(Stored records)
┌────────

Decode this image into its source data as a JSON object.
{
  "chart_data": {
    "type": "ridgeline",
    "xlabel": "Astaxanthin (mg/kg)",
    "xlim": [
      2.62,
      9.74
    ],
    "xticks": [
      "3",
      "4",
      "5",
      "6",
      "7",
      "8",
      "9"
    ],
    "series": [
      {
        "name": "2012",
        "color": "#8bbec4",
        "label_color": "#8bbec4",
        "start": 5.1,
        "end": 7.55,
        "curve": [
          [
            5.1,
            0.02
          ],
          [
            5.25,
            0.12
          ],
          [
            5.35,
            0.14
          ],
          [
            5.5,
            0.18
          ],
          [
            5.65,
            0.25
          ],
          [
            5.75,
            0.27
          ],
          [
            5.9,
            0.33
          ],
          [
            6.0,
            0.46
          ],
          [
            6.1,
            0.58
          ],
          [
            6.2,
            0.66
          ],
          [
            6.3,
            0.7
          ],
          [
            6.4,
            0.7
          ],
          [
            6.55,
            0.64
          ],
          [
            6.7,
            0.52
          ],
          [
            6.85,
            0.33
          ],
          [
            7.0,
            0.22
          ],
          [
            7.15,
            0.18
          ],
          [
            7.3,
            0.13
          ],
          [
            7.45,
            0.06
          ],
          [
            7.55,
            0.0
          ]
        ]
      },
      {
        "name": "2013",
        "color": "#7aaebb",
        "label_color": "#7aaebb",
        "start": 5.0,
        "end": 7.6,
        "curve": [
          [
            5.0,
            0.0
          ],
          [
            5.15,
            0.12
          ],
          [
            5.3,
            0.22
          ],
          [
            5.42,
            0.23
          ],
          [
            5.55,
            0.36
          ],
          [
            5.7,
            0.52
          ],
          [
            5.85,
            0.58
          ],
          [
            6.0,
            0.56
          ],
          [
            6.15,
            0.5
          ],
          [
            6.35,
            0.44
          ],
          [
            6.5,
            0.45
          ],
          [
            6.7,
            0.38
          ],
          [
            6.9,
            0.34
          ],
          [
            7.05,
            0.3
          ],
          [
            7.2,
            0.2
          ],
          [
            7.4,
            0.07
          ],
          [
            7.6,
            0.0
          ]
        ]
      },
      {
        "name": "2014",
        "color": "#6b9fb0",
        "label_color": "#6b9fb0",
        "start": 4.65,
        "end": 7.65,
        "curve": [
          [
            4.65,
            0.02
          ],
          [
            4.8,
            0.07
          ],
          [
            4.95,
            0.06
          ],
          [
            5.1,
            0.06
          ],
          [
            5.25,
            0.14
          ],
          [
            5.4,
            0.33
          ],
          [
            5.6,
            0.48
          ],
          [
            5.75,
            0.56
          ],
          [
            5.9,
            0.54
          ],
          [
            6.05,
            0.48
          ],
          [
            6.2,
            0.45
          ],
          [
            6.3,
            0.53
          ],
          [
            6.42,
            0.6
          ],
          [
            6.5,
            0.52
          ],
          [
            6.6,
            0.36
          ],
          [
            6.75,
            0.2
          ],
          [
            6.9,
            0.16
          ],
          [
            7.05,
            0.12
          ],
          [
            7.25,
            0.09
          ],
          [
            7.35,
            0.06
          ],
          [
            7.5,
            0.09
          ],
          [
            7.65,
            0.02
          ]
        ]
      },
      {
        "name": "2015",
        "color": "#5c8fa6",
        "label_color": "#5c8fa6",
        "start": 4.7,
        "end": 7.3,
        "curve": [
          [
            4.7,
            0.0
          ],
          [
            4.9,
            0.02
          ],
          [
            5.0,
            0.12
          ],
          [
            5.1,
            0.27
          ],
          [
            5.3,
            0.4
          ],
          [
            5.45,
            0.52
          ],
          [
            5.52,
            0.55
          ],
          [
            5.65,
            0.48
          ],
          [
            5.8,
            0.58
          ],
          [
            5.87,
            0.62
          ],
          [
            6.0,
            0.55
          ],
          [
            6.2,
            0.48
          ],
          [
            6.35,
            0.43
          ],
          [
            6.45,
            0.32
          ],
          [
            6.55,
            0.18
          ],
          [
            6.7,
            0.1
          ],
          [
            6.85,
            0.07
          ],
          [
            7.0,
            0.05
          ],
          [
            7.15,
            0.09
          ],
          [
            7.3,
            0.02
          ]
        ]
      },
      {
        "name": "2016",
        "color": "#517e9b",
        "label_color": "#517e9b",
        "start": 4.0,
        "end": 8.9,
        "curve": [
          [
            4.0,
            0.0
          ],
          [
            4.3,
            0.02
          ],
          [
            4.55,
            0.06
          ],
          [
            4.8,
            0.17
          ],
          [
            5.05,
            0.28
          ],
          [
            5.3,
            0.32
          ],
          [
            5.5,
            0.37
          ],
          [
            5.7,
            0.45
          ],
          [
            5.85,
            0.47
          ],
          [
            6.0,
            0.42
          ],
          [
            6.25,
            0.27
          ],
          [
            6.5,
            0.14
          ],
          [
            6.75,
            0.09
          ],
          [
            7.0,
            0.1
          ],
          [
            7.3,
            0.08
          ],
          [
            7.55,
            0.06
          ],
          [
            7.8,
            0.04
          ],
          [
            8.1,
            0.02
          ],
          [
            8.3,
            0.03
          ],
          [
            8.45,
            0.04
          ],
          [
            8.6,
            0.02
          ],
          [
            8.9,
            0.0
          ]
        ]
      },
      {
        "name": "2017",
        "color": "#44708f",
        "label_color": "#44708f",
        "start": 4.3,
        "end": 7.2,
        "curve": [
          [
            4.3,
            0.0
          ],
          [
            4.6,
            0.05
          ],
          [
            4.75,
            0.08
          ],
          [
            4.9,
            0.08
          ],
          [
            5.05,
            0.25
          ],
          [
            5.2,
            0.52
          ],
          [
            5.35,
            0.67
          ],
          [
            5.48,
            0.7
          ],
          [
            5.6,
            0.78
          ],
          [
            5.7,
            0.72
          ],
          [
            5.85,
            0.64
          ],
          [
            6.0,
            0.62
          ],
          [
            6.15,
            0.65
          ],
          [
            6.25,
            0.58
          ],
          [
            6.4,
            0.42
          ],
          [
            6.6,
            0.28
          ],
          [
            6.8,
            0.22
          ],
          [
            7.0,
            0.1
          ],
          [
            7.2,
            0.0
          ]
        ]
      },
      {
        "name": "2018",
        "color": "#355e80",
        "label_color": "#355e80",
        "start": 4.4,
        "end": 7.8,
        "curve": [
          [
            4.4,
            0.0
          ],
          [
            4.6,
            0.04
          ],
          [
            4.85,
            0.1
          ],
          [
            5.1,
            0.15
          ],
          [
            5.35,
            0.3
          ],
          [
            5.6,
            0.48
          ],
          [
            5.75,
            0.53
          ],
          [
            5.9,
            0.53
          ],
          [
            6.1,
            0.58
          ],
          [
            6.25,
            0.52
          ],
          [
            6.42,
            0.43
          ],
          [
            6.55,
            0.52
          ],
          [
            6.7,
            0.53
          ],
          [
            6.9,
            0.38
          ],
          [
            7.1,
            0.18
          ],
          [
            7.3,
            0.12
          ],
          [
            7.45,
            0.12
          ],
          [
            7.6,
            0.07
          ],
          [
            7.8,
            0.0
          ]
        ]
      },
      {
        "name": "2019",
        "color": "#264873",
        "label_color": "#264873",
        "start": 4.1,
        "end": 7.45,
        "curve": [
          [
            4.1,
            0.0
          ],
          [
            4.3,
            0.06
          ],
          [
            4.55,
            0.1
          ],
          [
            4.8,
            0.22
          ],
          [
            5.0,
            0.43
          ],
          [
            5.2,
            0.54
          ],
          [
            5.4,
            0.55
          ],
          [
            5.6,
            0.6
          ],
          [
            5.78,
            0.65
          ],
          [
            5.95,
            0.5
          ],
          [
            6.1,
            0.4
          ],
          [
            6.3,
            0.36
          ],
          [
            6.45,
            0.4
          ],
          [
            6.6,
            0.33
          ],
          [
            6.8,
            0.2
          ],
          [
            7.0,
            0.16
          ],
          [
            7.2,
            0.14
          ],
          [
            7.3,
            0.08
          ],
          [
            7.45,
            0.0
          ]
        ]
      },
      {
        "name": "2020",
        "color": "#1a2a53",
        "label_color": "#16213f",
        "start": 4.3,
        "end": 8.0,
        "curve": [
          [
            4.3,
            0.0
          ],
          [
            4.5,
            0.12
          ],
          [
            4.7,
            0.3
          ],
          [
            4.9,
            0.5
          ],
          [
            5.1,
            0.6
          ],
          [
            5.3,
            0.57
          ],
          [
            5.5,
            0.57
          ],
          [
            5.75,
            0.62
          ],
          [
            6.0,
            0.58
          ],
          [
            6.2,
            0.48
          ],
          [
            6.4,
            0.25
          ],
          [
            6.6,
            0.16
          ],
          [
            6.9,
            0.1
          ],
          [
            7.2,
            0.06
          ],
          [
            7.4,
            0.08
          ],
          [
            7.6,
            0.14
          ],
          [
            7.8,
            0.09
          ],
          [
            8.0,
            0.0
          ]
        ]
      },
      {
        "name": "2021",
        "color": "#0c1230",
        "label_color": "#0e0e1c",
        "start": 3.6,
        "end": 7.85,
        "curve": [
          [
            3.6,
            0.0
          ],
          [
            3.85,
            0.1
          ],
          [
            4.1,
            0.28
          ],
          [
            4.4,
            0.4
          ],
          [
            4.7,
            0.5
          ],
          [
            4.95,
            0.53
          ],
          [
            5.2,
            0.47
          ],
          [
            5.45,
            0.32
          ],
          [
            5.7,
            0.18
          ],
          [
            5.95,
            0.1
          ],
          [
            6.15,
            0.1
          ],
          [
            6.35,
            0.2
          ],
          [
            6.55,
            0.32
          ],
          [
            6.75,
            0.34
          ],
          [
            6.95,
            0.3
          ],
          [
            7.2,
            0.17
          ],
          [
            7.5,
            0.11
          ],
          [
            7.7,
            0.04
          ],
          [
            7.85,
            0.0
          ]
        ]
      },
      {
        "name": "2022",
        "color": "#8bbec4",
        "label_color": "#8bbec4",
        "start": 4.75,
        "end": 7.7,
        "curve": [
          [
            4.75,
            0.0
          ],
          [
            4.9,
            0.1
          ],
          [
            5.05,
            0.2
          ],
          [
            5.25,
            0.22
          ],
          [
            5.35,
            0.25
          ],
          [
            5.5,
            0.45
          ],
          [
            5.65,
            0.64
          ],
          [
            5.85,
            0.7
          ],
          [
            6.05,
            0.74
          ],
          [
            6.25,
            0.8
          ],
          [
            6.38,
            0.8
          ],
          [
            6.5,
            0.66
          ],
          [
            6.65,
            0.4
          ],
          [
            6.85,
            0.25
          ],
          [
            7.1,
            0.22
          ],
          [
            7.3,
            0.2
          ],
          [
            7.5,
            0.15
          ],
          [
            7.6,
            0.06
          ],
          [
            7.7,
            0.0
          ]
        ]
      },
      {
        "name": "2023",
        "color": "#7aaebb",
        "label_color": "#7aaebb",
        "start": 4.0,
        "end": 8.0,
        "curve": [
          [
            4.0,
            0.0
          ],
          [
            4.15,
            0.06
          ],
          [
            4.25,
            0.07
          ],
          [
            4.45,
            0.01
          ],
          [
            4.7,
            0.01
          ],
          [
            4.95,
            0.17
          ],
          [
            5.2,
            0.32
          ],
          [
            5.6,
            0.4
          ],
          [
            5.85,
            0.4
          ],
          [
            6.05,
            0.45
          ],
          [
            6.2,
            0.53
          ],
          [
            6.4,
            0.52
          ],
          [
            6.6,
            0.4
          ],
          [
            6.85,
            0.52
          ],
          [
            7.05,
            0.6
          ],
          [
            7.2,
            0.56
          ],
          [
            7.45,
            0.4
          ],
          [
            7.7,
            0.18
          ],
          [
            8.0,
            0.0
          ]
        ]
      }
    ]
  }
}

└────────

→ **Exercise**: Search the records for the word "start", then list every line that has it.

→ **Complete response**:
        "start": 5.1,
        "start": 5.0,
        "start": 4.65,
        "start": 4.7,
        "start": 4.0,
        "start": 4.3,
        "start": 4.4,
        "start": 4.1,
        "start": 4.3,
        "start": 3.6,
        "start": 4.75,
        "start": 4.0,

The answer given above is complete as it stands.